[BEGIN Supplied material]
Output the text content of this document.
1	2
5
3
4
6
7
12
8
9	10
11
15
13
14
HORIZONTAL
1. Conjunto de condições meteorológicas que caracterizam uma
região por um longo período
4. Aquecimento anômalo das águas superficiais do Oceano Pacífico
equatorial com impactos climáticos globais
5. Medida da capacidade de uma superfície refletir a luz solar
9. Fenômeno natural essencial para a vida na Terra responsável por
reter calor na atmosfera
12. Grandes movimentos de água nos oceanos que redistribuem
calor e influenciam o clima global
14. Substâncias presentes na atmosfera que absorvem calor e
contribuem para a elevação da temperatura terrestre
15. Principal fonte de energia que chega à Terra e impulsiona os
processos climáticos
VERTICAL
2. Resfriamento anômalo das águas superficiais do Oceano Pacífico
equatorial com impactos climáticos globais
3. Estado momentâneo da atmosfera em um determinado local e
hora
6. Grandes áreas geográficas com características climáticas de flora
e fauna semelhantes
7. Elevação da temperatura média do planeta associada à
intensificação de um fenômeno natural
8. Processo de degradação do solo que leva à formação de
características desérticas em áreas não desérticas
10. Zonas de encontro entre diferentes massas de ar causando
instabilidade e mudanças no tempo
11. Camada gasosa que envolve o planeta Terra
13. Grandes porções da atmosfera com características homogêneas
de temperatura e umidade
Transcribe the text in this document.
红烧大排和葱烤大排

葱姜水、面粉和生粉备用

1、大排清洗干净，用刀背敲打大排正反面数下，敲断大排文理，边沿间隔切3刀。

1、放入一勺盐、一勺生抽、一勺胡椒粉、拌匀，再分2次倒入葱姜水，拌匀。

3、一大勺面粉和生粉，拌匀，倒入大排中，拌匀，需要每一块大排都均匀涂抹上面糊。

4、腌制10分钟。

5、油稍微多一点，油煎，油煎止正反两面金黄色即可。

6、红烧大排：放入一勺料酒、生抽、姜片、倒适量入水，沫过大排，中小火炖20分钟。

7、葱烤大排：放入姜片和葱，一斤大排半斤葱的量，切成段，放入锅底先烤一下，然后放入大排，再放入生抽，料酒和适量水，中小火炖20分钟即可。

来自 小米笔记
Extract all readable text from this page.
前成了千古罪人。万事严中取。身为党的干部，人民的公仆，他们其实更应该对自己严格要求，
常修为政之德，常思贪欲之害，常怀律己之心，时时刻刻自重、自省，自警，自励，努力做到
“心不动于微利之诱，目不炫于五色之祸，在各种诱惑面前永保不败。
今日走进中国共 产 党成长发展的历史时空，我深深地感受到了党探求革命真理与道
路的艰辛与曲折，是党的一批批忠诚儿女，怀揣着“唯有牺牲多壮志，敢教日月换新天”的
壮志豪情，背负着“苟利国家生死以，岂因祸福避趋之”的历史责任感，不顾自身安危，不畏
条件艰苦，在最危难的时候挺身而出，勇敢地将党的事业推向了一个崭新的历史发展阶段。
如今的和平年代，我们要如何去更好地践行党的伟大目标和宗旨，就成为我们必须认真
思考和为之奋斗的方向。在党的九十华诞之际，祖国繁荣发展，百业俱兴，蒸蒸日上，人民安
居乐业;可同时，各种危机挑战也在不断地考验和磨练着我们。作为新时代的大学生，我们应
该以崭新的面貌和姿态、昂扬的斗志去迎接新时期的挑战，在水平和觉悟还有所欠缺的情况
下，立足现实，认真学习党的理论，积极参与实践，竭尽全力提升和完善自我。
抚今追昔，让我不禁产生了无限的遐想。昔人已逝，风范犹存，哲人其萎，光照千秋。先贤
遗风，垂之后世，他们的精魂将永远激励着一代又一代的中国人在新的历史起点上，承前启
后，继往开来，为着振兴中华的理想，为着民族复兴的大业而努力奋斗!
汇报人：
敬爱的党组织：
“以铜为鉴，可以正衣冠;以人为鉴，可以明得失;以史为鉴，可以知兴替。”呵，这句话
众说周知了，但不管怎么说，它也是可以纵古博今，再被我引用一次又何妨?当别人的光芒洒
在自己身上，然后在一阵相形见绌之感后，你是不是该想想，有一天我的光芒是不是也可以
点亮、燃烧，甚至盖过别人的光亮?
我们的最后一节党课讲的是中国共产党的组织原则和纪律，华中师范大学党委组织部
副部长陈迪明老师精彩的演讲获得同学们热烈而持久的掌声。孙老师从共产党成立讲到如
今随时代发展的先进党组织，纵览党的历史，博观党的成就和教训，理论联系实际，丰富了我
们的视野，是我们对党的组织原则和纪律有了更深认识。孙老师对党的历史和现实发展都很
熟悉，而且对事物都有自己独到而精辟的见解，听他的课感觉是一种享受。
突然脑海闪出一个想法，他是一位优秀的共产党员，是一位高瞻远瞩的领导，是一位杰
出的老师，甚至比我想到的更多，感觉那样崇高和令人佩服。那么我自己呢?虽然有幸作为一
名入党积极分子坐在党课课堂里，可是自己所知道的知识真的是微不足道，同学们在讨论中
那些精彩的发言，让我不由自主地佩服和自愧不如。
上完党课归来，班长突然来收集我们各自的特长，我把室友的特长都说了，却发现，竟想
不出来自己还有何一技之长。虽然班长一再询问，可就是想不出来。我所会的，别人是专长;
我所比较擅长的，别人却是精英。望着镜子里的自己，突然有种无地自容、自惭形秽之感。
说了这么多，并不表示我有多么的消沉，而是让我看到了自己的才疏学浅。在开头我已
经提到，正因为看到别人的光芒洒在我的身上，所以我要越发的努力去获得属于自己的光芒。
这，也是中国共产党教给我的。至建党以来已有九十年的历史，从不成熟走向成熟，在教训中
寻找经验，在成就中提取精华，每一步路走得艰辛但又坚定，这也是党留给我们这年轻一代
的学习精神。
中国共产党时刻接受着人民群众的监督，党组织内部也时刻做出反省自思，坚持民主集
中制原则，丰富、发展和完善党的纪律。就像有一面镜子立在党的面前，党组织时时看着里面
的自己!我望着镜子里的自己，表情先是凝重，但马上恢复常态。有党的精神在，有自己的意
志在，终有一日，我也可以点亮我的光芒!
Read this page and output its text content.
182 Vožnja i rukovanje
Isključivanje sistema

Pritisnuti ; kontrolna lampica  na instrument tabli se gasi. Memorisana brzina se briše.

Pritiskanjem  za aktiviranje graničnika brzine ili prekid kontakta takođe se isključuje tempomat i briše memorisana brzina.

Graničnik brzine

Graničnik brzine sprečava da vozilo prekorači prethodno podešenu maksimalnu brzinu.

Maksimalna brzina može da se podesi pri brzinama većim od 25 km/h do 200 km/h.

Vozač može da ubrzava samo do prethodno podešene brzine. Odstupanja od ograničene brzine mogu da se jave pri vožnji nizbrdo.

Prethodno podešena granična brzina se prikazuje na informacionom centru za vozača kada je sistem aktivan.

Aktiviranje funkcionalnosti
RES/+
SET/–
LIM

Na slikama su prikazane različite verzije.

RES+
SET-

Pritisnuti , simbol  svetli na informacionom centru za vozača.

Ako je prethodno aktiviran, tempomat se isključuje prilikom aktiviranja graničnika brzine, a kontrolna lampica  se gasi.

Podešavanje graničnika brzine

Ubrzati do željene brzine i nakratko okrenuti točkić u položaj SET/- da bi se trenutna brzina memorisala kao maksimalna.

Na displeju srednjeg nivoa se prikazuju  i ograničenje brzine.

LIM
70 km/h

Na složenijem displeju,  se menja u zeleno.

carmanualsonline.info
[END Supplied material]
▸ The exercise: Copy the records above exactly.

▸ Completed task:
Output the text content of this document.
1	2
5
3
4
6
7
12
8
9	10
11
15
13
14
HORIZONTAL
1. Conjunto de condições meteorológicas que caracterizam uma
região por um longo período
4. Aquecimento anômalo das águas superficiais do Oceano Pacífico
equatorial com impactos climáticos globais
5. Medida da capacidade de uma superfície refletir a luz solar
9. Fenômeno natural essencial para a vida na Terra responsável por
reter calor na atmosfera
12. Grandes movimentos de água nos oceanos que redistribuem
calor e influenciam o clima global
14. Substâncias presentes na atmosfera que absorvem calor e
contribuem para a elevação da temperatura terrestre
15. Principal fonte de energia que chega à Terra e impulsiona os
processos climáticos
VERTICAL
2. Resfriamento anômalo das águas superficiais do Oceano Pacífico
equatorial com impactos climáticos globais
3. Estado momentâneo da atmosfera em um determinado local e
hora
6. Grandes áreas geográficas com características climáticas de flora
e fauna semelhantes
7. Elevação da temperatura média do planeta associada à
intensificação de um fenômeno natural
8. Processo de degradação do solo que leva à formação de
características desérticas em áreas não desérticas
10. Zonas de encontro entre diferentes massas de ar causando
instabilidade e mudanças no tempo
11. Camada gasosa que envolve o planeta Terra
13. Grandes porções da atmosfera com características homogêneas
de temperatura e umidade
Transcribe the text in this document.
红烧大排和葱烤大排

葱姜水、面粉和生粉备用

1、大排清洗干净，用刀背敲打大排正反面数下，敲断大排文理，边沿间隔切3刀。

1、放入一勺盐、一勺生抽、一勺胡椒粉、拌匀，再分2次倒入葱姜水，拌匀。

3、一大勺面粉和生粉，拌匀，倒入大排中，拌匀，需要每一块大排都均匀涂抹上面糊。

4、腌制10分钟。

5、油稍微多一点，油煎，油煎止正反两面金黄色即可。

6、红烧大排：放入一勺料酒、生抽、姜片、倒适量入水，沫过大排，中小火炖20分钟。

7、葱烤大排：放入姜片和葱，一斤大排半斤葱的量，切成段，放入锅底先烤一下，然后放入大排，再放入生抽，料酒和适量水，中小火炖20分钟即可。

来自 小米笔记
Extract all readable text from this page.
前成了千古罪人。万事严中取。身为党的干部，人民的公仆，他们其实更应该对自己严格要求，
常修为政之德，常思贪欲之害，常怀律己之心，时时刻刻自重、自省，自警，自励，努力做到
“心不动于微利之诱，目不炫于五色之祸，在各种诱惑面前永保不败。
今日走进中国共 产 党成长发展的历史时空，我深深地感受到了党探求革命真理与道
路的艰辛与曲折，是党的一批批忠诚儿女，怀揣着“唯有牺牲多壮志，敢教日月换新天”的
壮志豪情，背负着“苟利国家生死以，岂因祸福避趋之”的历史责任感，不顾自身安危，不畏
条件艰苦，在最危难的时候挺身而出，勇敢地将党的事业推向了一个崭新的历史发展阶段。
如今的和平年代，我们要如何去更好地践行党的伟大目标和宗旨，就成为我们必须认真
思考和为之奋斗的方向。在党的九十华诞之际，祖国繁荣发展，百业俱兴，蒸蒸日上，人民安
居乐业;可同时，各种危机挑战也在不断地考验和磨练着我们。作为新时代的大学生，我们应
该以崭新的面貌和姿态、昂扬的斗志去迎接新时期的挑战，在水平和觉悟还有所欠缺的情况
下，立足现实，认真学习党的理论，积极参与实践，竭尽全力提升和完善自我。
抚今追昔，让我不禁产生了无限的遐想。昔人已逝，风范犹存，哲人其萎，光照千秋。先贤
遗风，垂之后世，他们的精魂将永远激励着一代又一代的中国人在新的历史起点上，承前启
后，继往开来，为着振兴中华的理想，为着民族复兴的大业而努力奋斗!
汇报人：
敬爱的党组织：
“以铜为鉴，可以正衣冠;以人为鉴，可以明得失;以史为鉴，可以知兴替。”呵，这句话
众说周知了，但不管怎么说，它也是可以纵古博今，再被我引用一次又何妨?当别人的光芒洒
在自己身上，然后在一阵相形见绌之感后，你是不是该想想，有一天我的光芒是不是也可以
点亮、燃烧，甚至盖过别人的光亮?
我们的最后一节党课讲的是中国共产党的组织原则和纪律，华中师范大学党委组织部
副部长陈迪明老师精彩的演讲获得同学们热烈而持久的掌声。孙老师从共产党成立讲到如
今随时代发展的先进党组织，纵览党的历史，博观党的成就和教训，理论联系实际，丰富了我
们的视野，是我们对党的组织原则和纪律有了更深认识。孙老师对党的历史和现实发展都很
熟悉，而且对事物都有自己独到而精辟的见解，听他的课感觉是一种享受。
突然脑海闪出一个想法，他是一位优秀的共产党员，是一位高瞻远瞩的领导，是一位杰
出的老师，甚至比我想到的更多，感觉那样崇高和令人佩服。那么我自己呢?虽然有幸作为一
名入党积极分子坐在党课课堂里，可是自己所知道的知识真的是微不足道，同学们在讨论中
那些精彩的发言，让我不由自主地佩服和自愧不如。
上完党课归来，班长突然来收集我们各自的特长，我把室友的特长都说了，却发现，竟想
不出来自己还有何一技之长。虽然班长一再询问，可就是想不出来。我所会的，别人是专长;
我所比较擅长的，别人却是精英。望着镜子里的自己，突然有种无地自容、自惭形秽之感。
说了这么多，并不表示我有多么的消沉，而是让我看到了自己的才疏学浅。在开头我已
经提到，正因为看到别人的光芒洒在我的身上，所以我要越发的努力去获得属于自己的光芒。
这，也是中国共产党教给我的。至建党以来已有九十年的历史，从不成熟走向成熟，在教训中
寻找经验，在成就中提取精华，每一步路走得艰辛但又坚定，这也是党留给我们这年轻一代
的学习精神。
中国共产党时刻接受着人民群众的监督，党组织内部也时刻做出反省自思，坚持民主集
中制原则，丰富、发展和完善党的纪律。就像有一面镜子立在党的面前，党组织时时看着里面
的自己!我望着镜子里的自己，表情先是凝重，但马上恢复常态。有党的精神在，有自己的意
志在，终有一日，我也可以点亮我的光芒!
Read this page and output its text content.
182 Vožnja i rukovanje
Isključivanje sistema

Pritisnuti ; kontrolna lampica  na instrument tabli se gasi. Memorisana brzina se briše.

Pritiskanjem  za aktiviranje graničnika brzine ili prekid kontakta takođe se isključuje tempomat i briše memorisana brzina.

Graničnik brzine

Graničnik brzine sprečava da vozilo prekorači prethodno podešenu maksimalnu brzinu.

Maksimalna brzina može da se podesi pri brzinama većim od 25 km/h do 200 km/h.

Vozač može da ubrzava samo do prethodno podešene brzine. Odstupanja od ograničene brzine mogu da se jave pri vožnji nizbrdo.

Prethodno podešena granična brzina se prikazuje na informacionom centru za vozača kada je sistem aktivan.

Aktiviranje funkcionalnosti
RES/+
SET/–
LIM

Na slikama su prikazane različite verzije.

RES+
SET-

Pritisnuti , simbol  svetli na informacionom centru za vozača.

Ako je prethodno aktiviran, tempomat se isključuje prilikom aktiviranja graničnika brzine, a kontrolna lampica  se gasi.

Podešavanje graničnika brzine

Ubrzati do željene brzine i nakratko okrenuti točkić u položaj SET/- da bi se trenutna brzina memorisala kao maksimalna.

Na displeju srednjeg nivoa se prikazuju  i ograničenje brzine.

LIM
70 km/h

Na složenijem displeju,  se menja u zeleno.

carmanualsonline.info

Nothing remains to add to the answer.